Goal
Find and copy lines holding "middle".

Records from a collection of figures
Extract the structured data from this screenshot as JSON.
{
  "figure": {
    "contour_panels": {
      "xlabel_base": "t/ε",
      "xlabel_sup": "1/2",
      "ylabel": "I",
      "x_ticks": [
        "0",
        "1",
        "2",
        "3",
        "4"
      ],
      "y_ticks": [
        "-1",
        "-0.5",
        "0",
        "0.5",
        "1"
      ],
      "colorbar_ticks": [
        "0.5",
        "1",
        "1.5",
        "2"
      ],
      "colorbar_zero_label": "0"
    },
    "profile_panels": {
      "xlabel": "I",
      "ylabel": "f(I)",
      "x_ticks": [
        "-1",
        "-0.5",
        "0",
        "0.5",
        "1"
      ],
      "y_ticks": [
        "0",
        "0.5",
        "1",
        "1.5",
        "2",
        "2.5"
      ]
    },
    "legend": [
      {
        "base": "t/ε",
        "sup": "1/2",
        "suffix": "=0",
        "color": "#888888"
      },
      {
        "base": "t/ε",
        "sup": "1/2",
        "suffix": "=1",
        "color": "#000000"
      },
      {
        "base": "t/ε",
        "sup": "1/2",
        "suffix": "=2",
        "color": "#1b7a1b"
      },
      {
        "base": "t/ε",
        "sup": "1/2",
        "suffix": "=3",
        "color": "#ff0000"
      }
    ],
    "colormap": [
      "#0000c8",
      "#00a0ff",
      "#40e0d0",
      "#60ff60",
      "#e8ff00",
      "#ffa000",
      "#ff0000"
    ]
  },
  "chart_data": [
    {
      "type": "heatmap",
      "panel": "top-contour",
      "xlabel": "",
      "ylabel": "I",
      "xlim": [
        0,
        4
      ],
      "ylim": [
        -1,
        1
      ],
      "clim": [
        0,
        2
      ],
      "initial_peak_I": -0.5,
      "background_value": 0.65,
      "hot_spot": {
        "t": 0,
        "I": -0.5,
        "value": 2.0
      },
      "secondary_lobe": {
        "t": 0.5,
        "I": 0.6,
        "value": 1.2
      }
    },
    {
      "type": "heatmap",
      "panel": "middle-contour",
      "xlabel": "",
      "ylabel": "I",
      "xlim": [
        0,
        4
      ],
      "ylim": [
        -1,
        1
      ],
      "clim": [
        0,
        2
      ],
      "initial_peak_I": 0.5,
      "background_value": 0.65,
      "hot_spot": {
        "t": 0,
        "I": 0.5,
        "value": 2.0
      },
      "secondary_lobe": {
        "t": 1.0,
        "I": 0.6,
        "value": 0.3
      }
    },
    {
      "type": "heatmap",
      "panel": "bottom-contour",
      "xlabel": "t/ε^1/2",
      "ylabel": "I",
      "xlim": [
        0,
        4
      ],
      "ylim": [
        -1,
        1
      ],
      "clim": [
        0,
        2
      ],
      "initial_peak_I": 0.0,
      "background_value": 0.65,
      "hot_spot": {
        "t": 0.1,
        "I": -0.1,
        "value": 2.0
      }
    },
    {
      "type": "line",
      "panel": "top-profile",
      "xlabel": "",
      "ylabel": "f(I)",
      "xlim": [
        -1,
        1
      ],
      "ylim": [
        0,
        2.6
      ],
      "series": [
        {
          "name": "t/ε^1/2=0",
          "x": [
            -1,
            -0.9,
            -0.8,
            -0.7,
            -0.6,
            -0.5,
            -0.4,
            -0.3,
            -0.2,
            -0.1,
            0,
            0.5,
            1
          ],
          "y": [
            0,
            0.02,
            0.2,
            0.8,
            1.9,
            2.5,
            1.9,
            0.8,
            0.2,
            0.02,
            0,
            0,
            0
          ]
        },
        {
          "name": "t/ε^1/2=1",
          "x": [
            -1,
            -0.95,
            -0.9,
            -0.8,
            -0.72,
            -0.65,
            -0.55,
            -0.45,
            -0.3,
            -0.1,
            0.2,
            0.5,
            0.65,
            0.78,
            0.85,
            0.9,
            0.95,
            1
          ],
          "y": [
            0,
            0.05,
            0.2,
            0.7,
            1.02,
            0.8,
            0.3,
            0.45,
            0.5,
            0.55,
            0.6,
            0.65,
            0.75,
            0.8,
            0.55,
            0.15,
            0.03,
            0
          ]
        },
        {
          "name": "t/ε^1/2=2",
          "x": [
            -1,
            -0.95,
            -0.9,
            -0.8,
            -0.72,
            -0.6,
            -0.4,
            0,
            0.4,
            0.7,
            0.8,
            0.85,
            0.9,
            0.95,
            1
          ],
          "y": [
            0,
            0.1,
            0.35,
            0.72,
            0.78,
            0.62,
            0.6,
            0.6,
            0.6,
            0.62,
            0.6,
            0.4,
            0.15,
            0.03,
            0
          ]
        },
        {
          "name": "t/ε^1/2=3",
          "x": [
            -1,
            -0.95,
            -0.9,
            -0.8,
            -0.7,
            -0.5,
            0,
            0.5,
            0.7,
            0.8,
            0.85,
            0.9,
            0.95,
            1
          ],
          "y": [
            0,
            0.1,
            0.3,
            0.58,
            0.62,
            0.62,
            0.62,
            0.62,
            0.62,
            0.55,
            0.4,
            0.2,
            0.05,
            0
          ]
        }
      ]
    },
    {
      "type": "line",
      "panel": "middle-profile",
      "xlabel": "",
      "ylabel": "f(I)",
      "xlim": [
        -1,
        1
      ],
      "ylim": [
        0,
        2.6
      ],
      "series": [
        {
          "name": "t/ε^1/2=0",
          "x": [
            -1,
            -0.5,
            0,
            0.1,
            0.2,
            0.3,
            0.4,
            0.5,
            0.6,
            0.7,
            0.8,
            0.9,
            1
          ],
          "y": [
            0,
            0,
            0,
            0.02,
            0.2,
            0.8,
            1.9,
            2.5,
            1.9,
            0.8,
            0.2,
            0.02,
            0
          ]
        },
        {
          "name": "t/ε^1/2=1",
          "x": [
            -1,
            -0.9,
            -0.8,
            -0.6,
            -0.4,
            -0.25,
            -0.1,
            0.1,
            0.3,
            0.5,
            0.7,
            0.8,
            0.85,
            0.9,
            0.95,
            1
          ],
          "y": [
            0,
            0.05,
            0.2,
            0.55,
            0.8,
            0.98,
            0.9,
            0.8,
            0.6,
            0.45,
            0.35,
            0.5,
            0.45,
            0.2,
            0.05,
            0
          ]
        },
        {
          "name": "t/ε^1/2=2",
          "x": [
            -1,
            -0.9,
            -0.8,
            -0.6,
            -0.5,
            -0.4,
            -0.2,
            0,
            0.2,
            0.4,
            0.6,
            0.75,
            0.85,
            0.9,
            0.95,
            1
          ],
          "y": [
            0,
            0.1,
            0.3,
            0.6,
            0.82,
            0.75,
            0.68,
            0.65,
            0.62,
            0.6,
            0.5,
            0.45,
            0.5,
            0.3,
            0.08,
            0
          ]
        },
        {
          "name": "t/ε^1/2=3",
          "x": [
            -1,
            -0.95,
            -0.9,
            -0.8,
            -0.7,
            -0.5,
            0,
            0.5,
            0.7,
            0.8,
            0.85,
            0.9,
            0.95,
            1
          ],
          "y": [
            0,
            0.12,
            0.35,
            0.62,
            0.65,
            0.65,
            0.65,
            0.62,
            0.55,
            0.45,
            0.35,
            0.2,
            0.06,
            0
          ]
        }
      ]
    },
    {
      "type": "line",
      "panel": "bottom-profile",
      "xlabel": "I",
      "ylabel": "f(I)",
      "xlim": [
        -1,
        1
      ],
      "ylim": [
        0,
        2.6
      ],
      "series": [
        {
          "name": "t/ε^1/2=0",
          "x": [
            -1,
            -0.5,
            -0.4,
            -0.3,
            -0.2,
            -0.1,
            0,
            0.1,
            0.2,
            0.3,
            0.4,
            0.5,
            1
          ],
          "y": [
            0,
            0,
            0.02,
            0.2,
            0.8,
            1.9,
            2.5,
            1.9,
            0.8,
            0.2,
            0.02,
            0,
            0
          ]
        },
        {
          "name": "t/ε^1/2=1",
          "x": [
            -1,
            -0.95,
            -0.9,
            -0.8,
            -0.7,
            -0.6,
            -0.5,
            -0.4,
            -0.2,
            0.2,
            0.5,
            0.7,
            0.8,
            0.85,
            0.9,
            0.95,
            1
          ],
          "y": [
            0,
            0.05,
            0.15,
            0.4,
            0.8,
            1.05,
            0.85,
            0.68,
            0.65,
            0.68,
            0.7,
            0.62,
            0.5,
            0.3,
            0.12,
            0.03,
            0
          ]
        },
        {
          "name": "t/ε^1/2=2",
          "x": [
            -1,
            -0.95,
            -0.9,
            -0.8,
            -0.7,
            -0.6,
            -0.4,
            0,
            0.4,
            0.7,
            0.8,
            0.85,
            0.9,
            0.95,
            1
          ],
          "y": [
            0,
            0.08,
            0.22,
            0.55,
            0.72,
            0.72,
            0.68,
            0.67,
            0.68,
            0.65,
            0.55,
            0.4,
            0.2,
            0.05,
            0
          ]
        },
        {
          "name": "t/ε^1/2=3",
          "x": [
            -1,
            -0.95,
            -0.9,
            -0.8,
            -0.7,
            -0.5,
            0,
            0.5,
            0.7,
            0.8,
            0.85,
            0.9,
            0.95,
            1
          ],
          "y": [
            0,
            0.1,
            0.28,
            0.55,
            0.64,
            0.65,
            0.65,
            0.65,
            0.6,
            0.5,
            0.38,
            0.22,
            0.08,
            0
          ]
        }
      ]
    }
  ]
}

Response for this exercise
      "panel": "middle-contour",
      "panel": "middle-profile",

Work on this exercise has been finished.